- **Material provided**:
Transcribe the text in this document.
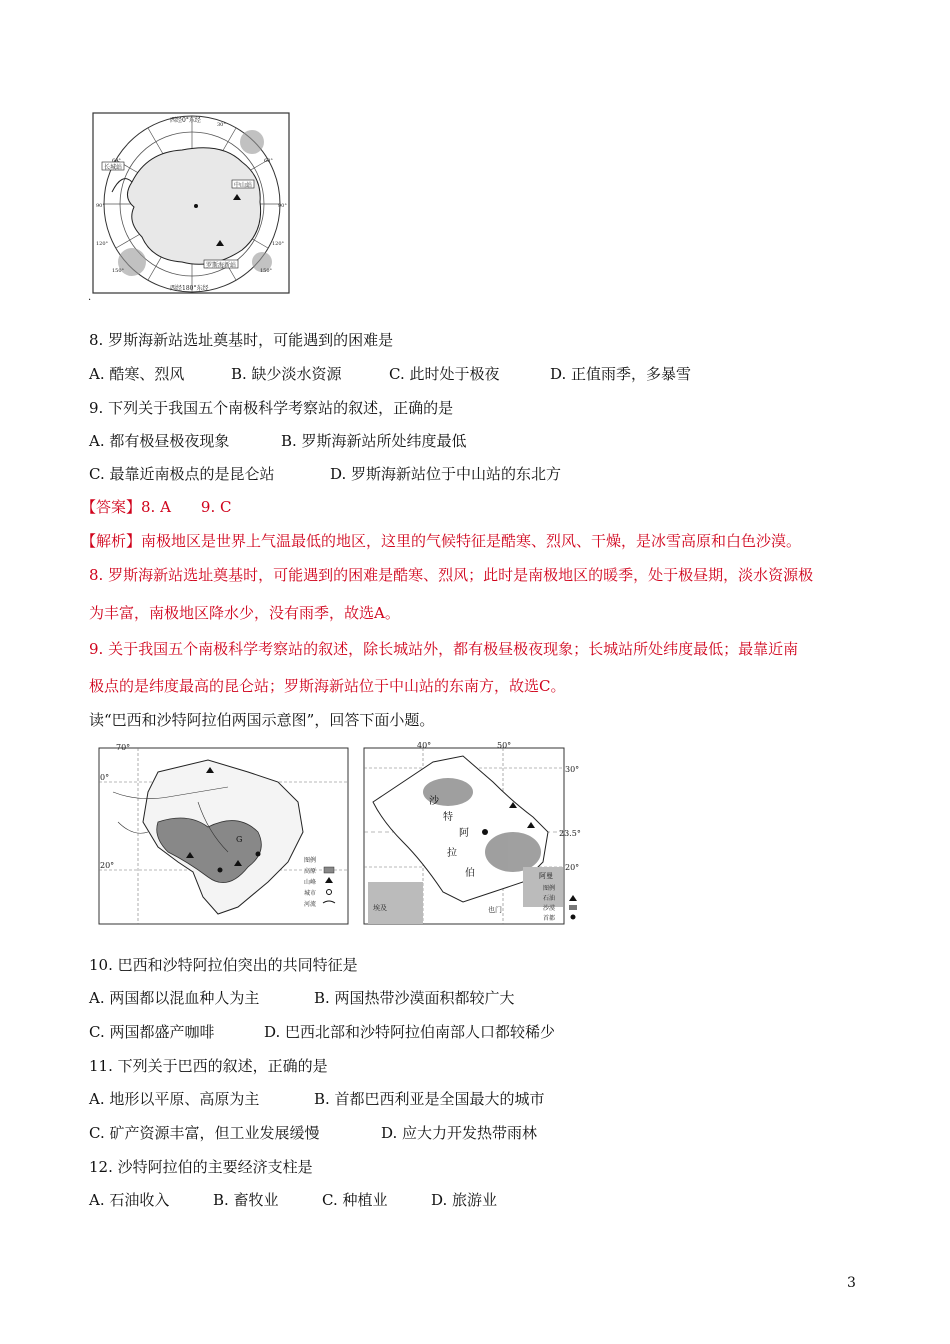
长城站
中山站
罗斯海新站
西经0°东经
西经180°东经
90°
120°
150°
90°
120°
150°
60°	60°
30°
.
8. 罗斯海新站选址奠基时，可能遇到的困难是
A. 酷寒、烈风	B. 缺少淡水资源	C. 此时处于极夜	D. 正值雨季，多暴雪
9. 下列关于我国五个南极科学考察站的叙述，正确的是
A. 都有极昼极夜现象	B. 罗斯海新站所处纬度最低
C. 最靠近南极点的是昆仑站	D. 罗斯海新站位于中山站的东北方
【答案】8. A　　9. C
【解析】南极地区是世界上气温最低的地区，这里的气候特征是酷寒、烈风、干燥，是冰雪高原和白色沙漠。
8. 罗斯海新站选址奠基时，可能遇到的困难是酷寒、烈风；此时是南极地区的暖季，处于极昼期，淡水资源极
为丰富，南极地区降水少，没有雨季，故选A。
9. 关于我国五个南极科学考察站的叙述，除长城站外，都有极昼极夜现象；长城站所处纬度最低；最靠近南
极点的是纬度最高的昆仑站；罗斯海新站位于中山站的东南方，故选C。
读“巴西和沙特阿拉伯两国示意图”，回答下面小题。
70°
0°
20°
G
图例
高原
山峰
城市
河流
40°	50°
30°
23.5°
20°
沙
特
阿
拉
伯
埃及	也门
阿曼
图例
石油
沙漠
首都
10. 巴西和沙特阿拉伯突出的共同特征是
A. 两国都以混血种人为主	B. 两国热带沙漠面积都较广大
C. 两国都盛产咖啡	D. 巴西北部和沙特阿拉伯南部人口都较稀少
11. 下列关于巴西的叙述，正确的是
A. 地形以平原、高原为主	B. 首都巴西利亚是全国最大的城市
C. 矿产资源丰富，但工业发展缓慢	D. 应大力开发热带雨林
12. 沙特阿拉伯的主要经济支柱是
A. 石油收入	B. 畜牧业	C. 种植业	D. 旅游业
3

- **Short exercise**:
Every line should be retyped exactly, with the pictures omitted.

- **Output for this exercise**:
Transcribe the text in this document.
长城站
中山站
罗斯海新站
西经0°东经
西经180°东经
90°
120°
150°
90°
120°
150°
60°	60°
30°
.
8. 罗斯海新站选址奠基时，可能遇到的困难是
A. 酷寒、烈风	B. 缺少淡水资源	C. 此时处于极夜	D. 正值雨季，多暴雪
9. 下列关于我国五个南极科学考察站的叙述，正确的是
A. 都有极昼极夜现象	B. 罗斯海新站所处纬度最低
C. 最靠近南极点的是昆仑站	D. 罗斯海新站位于中山站的东北方
【答案】8. A　　9. C
【解析】南极地区是世界上气温最低的地区，这里的气候特征是酷寒、烈风、干燥，是冰雪高原和白色沙漠。
8. 罗斯海新站选址奠基时，可能遇到的困难是酷寒、烈风；此时是南极地区的暖季，处于极昼期，淡水资源极
为丰富，南极地区降水少，没有雨季，故选A。
9. 关于我国五个南极科学考察站的叙述，除长城站外，都有极昼极夜现象；长城站所处纬度最低；最靠近南
极点的是纬度最高的昆仑站；罗斯海新站位于中山站的东南方，故选C。
读“巴西和沙特阿拉伯两国示意图”，回答下面小题。
70°
0°
20°
G
图例
高原
山峰
城市
河流
40°	50°
30°
23.5°
20°
沙
特
阿
拉
伯
埃及	也门
阿曼
图例
石油
沙漠
首都
10. 巴西和沙特阿拉伯突出的共同特征是
A. 两国都以混血种人为主	B. 两国热带沙漠面积都较广大
C. 两国都盛产咖啡	D. 巴西北部和沙特阿拉伯南部人口都较稀少
11. 下列关于巴西的叙述，正确的是
A. 地形以平原、高原为主	B. 首都巴西利亚是全国最大的城市
C. 矿产资源丰富，但工业发展缓慢	D. 应大力开发热带雨林
12. 沙特阿拉伯的主要经济支柱是
A. 石油收入	B. 畜牧业	C. 种植业	D. 旅游业
3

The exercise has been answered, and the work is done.